**TASK INSTRUCTIONS:** Reproduce every line of the data below without any changes.

Layout annotation records
BEGIN

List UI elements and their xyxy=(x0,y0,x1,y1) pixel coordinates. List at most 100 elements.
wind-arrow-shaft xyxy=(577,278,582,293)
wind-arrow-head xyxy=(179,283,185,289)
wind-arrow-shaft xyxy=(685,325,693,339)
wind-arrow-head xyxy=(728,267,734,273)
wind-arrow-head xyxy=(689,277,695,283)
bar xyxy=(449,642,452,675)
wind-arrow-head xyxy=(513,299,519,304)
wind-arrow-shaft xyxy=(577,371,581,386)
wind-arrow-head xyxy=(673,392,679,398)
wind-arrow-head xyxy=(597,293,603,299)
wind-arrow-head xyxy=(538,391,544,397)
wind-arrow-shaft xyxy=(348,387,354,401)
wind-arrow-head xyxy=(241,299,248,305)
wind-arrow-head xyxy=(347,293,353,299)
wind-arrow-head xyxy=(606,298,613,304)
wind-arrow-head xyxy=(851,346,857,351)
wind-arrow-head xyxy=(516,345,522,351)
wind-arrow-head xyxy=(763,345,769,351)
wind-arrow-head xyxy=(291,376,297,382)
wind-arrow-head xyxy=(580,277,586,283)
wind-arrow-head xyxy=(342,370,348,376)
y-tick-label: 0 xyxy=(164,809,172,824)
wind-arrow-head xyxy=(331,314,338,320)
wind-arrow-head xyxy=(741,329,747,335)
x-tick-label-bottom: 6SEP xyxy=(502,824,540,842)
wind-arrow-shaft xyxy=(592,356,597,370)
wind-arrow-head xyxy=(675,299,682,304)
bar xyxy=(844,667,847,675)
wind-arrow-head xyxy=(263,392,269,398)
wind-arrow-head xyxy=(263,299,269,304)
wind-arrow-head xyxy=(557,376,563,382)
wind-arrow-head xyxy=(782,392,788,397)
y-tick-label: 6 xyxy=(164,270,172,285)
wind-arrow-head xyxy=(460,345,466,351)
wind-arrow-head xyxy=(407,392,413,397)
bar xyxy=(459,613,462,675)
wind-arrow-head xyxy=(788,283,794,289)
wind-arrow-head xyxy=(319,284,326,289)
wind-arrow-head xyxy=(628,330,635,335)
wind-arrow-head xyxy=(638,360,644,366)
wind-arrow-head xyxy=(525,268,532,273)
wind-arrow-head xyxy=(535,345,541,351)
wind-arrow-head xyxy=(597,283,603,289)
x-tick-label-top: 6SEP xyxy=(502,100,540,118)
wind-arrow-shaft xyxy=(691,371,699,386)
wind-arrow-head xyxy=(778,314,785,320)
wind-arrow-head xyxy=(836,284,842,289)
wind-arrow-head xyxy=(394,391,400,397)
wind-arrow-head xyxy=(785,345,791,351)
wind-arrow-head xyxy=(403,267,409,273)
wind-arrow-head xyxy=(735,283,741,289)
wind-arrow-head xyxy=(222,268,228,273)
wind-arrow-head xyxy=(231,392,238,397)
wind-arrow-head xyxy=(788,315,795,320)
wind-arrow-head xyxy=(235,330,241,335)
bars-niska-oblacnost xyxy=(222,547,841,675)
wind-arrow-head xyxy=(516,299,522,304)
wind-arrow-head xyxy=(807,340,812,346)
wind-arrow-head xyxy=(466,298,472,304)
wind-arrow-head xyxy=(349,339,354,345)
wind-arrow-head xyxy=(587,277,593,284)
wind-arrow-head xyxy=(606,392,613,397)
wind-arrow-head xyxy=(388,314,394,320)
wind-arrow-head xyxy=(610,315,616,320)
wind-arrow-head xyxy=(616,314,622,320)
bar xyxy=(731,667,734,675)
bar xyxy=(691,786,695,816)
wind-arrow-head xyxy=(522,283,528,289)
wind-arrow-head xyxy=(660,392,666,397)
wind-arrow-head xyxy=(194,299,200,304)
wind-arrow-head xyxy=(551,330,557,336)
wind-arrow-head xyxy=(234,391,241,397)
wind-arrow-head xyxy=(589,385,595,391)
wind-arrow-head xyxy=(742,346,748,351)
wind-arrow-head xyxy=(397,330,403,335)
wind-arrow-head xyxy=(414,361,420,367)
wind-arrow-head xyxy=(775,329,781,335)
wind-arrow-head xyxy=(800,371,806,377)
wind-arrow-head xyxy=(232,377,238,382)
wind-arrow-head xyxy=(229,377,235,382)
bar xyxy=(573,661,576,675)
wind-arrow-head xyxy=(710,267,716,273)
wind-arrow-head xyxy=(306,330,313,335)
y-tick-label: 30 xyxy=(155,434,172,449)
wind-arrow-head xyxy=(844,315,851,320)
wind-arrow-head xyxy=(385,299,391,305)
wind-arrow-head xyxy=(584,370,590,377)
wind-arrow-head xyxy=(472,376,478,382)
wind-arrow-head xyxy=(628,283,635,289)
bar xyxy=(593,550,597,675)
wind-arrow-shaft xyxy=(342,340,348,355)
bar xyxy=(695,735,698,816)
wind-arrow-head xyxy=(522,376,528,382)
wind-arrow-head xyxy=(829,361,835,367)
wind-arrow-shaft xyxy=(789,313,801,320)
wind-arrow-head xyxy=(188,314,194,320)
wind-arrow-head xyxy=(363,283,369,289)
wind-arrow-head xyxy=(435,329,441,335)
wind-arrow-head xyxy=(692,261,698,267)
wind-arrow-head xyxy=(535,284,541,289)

END

**FULL SOLUTION:**
List UI elements and their xyxy=(x0,y0,x1,y1) pixel coordinates. List at most 100 elements.
wind-arrow-shaft xyxy=(577,278,582,293)
wind-arrow-head xyxy=(179,283,185,289)
wind-arrow-shaft xyxy=(685,325,693,339)
wind-arrow-head xyxy=(728,267,734,273)
wind-arrow-head xyxy=(689,277,695,283)
bar xyxy=(449,642,452,675)
wind-arrow-head xyxy=(513,299,519,304)
wind-arrow-shaft xyxy=(577,371,581,386)
wind-arrow-head xyxy=(673,392,679,398)
wind-arrow-head xyxy=(597,293,603,299)
wind-arrow-head xyxy=(538,391,544,397)
wind-arrow-shaft xyxy=(348,387,354,401)
wind-arrow-head xyxy=(241,299,248,305)
wind-arrow-head xyxy=(347,293,353,299)
wind-arrow-head xyxy=(606,298,613,304)
wind-arrow-head xyxy=(851,346,857,351)
wind-arrow-head xyxy=(516,345,522,351)
wind-arrow-head xyxy=(763,345,769,351)
wind-arrow-head xyxy=(291,376,297,382)
wind-arrow-head xyxy=(580,277,586,283)
wind-arrow-head xyxy=(342,370,348,376)
y-tick-label: 0 xyxy=(164,809,172,824)
wind-arrow-head xyxy=(331,314,338,320)
wind-arrow-head xyxy=(741,329,747,335)
x-tick-label-bottom: 6SEP xyxy=(502,824,540,842)
wind-arrow-shaft xyxy=(592,356,597,370)
wind-arrow-head xyxy=(675,299,682,304)
bar xyxy=(844,667,847,675)
wind-arrow-head xyxy=(263,392,269,398)
wind-arrow-head xyxy=(263,299,269,304)
wind-arrow-head xyxy=(557,376,563,382)
wind-arrow-head xyxy=(782,392,788,397)
y-tick-label: 6 xyxy=(164,270,172,285)
wind-arrow-head xyxy=(460,345,466,351)
wind-arrow-head xyxy=(407,392,413,397)
bar xyxy=(459,613,462,675)
wind-arrow-head xyxy=(788,283,794,289)
wind-arrow-head xyxy=(319,284,326,289)
wind-arrow-head xyxy=(628,330,635,335)
wind-arrow-head xyxy=(638,360,644,366)
wind-arrow-head xyxy=(525,268,532,273)
wind-arrow-head xyxy=(535,345,541,351)
wind-arrow-head xyxy=(597,283,603,289)
x-tick-label-top: 6SEP xyxy=(502,100,540,118)
wind-arrow-shaft xyxy=(691,371,699,386)
wind-arrow-head xyxy=(778,314,785,320)
wind-arrow-head xyxy=(836,284,842,289)
wind-arrow-head xyxy=(394,391,400,397)
wind-arrow-head xyxy=(785,345,791,351)
wind-arrow-head xyxy=(403,267,409,273)
wind-arrow-head xyxy=(735,283,741,289)
wind-arrow-head xyxy=(222,268,228,273)
wind-arrow-head xyxy=(231,392,238,397)
wind-arrow-head xyxy=(788,315,795,320)
wind-arrow-head xyxy=(235,330,241,335)
bars-niska-oblacnost xyxy=(222,547,841,675)
wind-arrow-head xyxy=(516,299,522,304)
wind-arrow-head xyxy=(807,340,812,346)
wind-arrow-head xyxy=(466,298,472,304)
wind-arrow-head xyxy=(349,339,354,345)
wind-arrow-head xyxy=(587,277,593,284)
wind-arrow-head xyxy=(606,392,613,397)
wind-arrow-head xyxy=(388,314,394,320)
wind-arrow-head xyxy=(610,315,616,320)
wind-arrow-head xyxy=(616,314,622,320)
bar xyxy=(731,667,734,675)
bar xyxy=(691,786,695,816)
wind-arrow-head xyxy=(522,283,528,289)
wind-arrow-head xyxy=(660,392,666,397)
wind-arrow-head xyxy=(194,299,200,304)
wind-arrow-head xyxy=(551,330,557,336)
wind-arrow-head xyxy=(234,391,241,397)
wind-arrow-head xyxy=(589,385,595,391)
wind-arrow-head xyxy=(742,346,748,351)
wind-arrow-head xyxy=(397,330,403,335)
wind-arrow-head xyxy=(414,361,420,367)
wind-arrow-head xyxy=(775,329,781,335)
wind-arrow-head xyxy=(800,371,806,377)
wind-arrow-head xyxy=(232,377,238,382)
wind-arrow-head xyxy=(229,377,235,382)
bar xyxy=(573,661,576,675)
wind-arrow-head xyxy=(710,267,716,273)
wind-arrow-head xyxy=(306,330,313,335)
y-tick-label: 30 xyxy=(155,434,172,449)
wind-arrow-head xyxy=(844,315,851,320)
wind-arrow-head xyxy=(385,299,391,305)
wind-arrow-head xyxy=(584,370,590,377)
wind-arrow-head xyxy=(472,376,478,382)
wind-arrow-head xyxy=(628,283,635,289)
bar xyxy=(593,550,597,675)
wind-arrow-shaft xyxy=(342,340,348,355)
bar xyxy=(695,735,698,816)
wind-arrow-head xyxy=(522,376,528,382)
wind-arrow-head xyxy=(829,361,835,367)
wind-arrow-shaft xyxy=(789,313,801,320)
wind-arrow-head xyxy=(188,314,194,320)
wind-arrow-head xyxy=(363,283,369,289)
wind-arrow-head xyxy=(435,329,441,335)
wind-arrow-head xyxy=(692,261,698,267)
wind-arrow-head xyxy=(535,284,541,289)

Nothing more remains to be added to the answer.